--- BEGIN ENTRIES PROVIDED ---
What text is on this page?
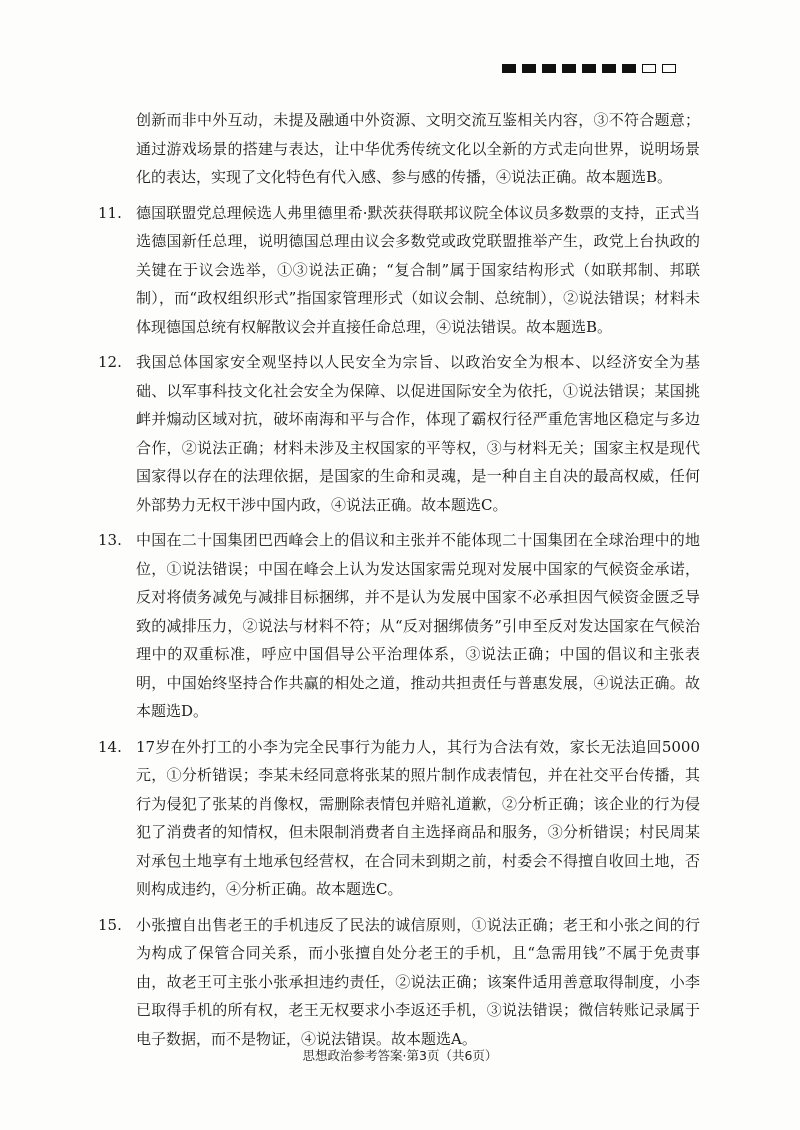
创新而非中外互动，未提及融通中外资源、文明交流互鉴相关内容，③不符合题意；通过游戏场景的搭建与表达，让中华优秀传统文化以全新的方式走向世界，说明场景化的表达，实现了文化特色有代入感、参与感的传播，④说法正确。故本题选B。

11. 德国联盟党总理候选人弗里德里希·默茨获得联邦议院全体议员多数票的支持，正式当选德国新任总理，说明德国总理由议会多数党或政党联盟推举产生，政党上台执政的关键在于议会选举，①③说法正确；“复合制”属于国家结构形式（如联邦制、邦联制），而“政权组织形式”指国家管理形式（如议会制、总统制），②说法错误；材料未体现德国总统有权解散议会并直接任命总理，④说法错误。故本题选B。

12. 我国总体国家安全观坚持以人民安全为宗旨、以政治安全为根本、以经济安全为基础、以军事科技文化社会安全为保障、以促进国际安全为依托，①说法错误；某国挑衅并煽动区域对抗，破坏南海和平与合作，体现了霸权行径严重危害地区稳定与多边合作，②说法正确；材料未涉及主权国家的平等权，③与材料无关；国家主权是现代国家得以存在的法理依据，是国家的生命和灵魂，是一种自主自决的最高权威，任何外部势力无权干涉中国内政，④说法正确。故本题选C。

13. 中国在二十国集团巴西峰会上的倡议和主张并不能体现二十国集团在全球治理中的地位，①说法错误；中国在峰会上认为发达国家需兑现对发展中国家的气候资金承诺，反对将债务减免与减排目标捆绑，并不是认为发展中国家不必承担因气候资金匮乏导致的减排压力，②说法与材料不符；从“反对捆绑债务”引申至反对发达国家在气候治理中的双重标准，呼应中国倡导公平治理体系，③说法正确；中国的倡议和主张表明，中国始终坚持合作共赢的相处之道，推动共担责任与普惠发展，④说法正确。故本题选D。

14. 17岁在外打工的小李为完全民事行为能力人，其行为合法有效，家长无法追回5000元，①分析错误；李某未经同意将张某的照片制作成表情包，并在社交平台传播，其行为侵犯了张某的肖像权，需删除表情包并赔礼道歉，②分析正确；该企业的行为侵犯了消费者的知情权，但未限制消费者自主选择商品和服务，③分析错误；村民周某对承包土地享有土地承包经营权，在合同未到期之前，村委会不得擅自收回土地，否则构成违约，④分析正确。故本题选C。

15. 小张擅自出售老王的手机违反了民法的诚信原则，①说法正确；老王和小张之间的行为构成了保管合同关系，而小张擅自处分老王的手机，且“急需用钱”不属于免责事由，故老王可主张小张承担违约责任，②说法正确；该案件适用善意取得制度，小李已取得手机的所有权，老王无权要求小李返还手机，③说法错误；微信转账记录属于电子数据，而不是物证，④说法错误。故本题选A。

思想政治参考答案·第3页（共6页）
--- END ENTRIES PROVIDED ---
GIVEN INSTRUCTION: Without the pictures, print the records in full, exactly as they appear.

ANSWER TO THE EXERCISE:
What text is on this page?
创新而非中外互动，未提及融通中外资源、文明交流互鉴相关内容，③不符合题意；通过游戏场景的搭建与表达，让中华优秀传统文化以全新的方式走向世界，说明场景化的表达，实现了文化特色有代入感、参与感的传播，④说法正确。故本题选B。

11. 德国联盟党总理候选人弗里德里希·默茨获得联邦议院全体议员多数票的支持，正式当选德国新任总理，说明德国总理由议会多数党或政党联盟推举产生，政党上台执政的关键在于议会选举，①③说法正确；“复合制”属于国家结构形式（如联邦制、邦联制），而“政权组织形式”指国家管理形式（如议会制、总统制），②说法错误；材料未体现德国总统有权解散议会并直接任命总理，④说法错误。故本题选B。

12. 我国总体国家安全观坚持以人民安全为宗旨、以政治安全为根本、以经济安全为基础、以军事科技文化社会安全为保障、以促进国际安全为依托，①说法错误；某国挑衅并煽动区域对抗，破坏南海和平与合作，体现了霸权行径严重危害地区稳定与多边合作，②说法正确；材料未涉及主权国家的平等权，③与材料无关；国家主权是现代国家得以存在的法理依据，是国家的生命和灵魂，是一种自主自决的最高权威，任何外部势力无权干涉中国内政，④说法正确。故本题选C。

13. 中国在二十国集团巴西峰会上的倡议和主张并不能体现二十国集团在全球治理中的地位，①说法错误；中国在峰会上认为发达国家需兑现对发展中国家的气候资金承诺，反对将债务减免与减排目标捆绑，并不是认为发展中国家不必承担因气候资金匮乏导致的减排压力，②说法与材料不符；从“反对捆绑债务”引申至反对发达国家在气候治理中的双重标准，呼应中国倡导公平治理体系，③说法正确；中国的倡议和主张表明，中国始终坚持合作共赢的相处之道，推动共担责任与普惠发展，④说法正确。故本题选D。

14. 17岁在外打工的小李为完全民事行为能力人，其行为合法有效，家长无法追回5000元，①分析错误；李某未经同意将张某的照片制作成表情包，并在社交平台传播，其行为侵犯了张某的肖像权，需删除表情包并赔礼道歉，②分析正确；该企业的行为侵犯了消费者的知情权，但未限制消费者自主选择商品和服务，③分析错误；村民周某对承包土地享有土地承包经营权，在合同未到期之前，村委会不得擅自收回土地，否则构成违约，④分析正确。故本题选C。

15. 小张擅自出售老王的手机违反了民法的诚信原则，①说法正确；老王和小张之间的行为构成了保管合同关系，而小张擅自处分老王的手机，且“急需用钱”不属于免责事由，故老王可主张小张承担违约责任，②说法正确；该案件适用善意取得制度，小李已取得手机的所有权，老王无权要求小李返还手机，③说法错误；微信转账记录属于电子数据，而不是物证，④说法错误。故本题选A。

思想政治参考答案·第3页（共6页）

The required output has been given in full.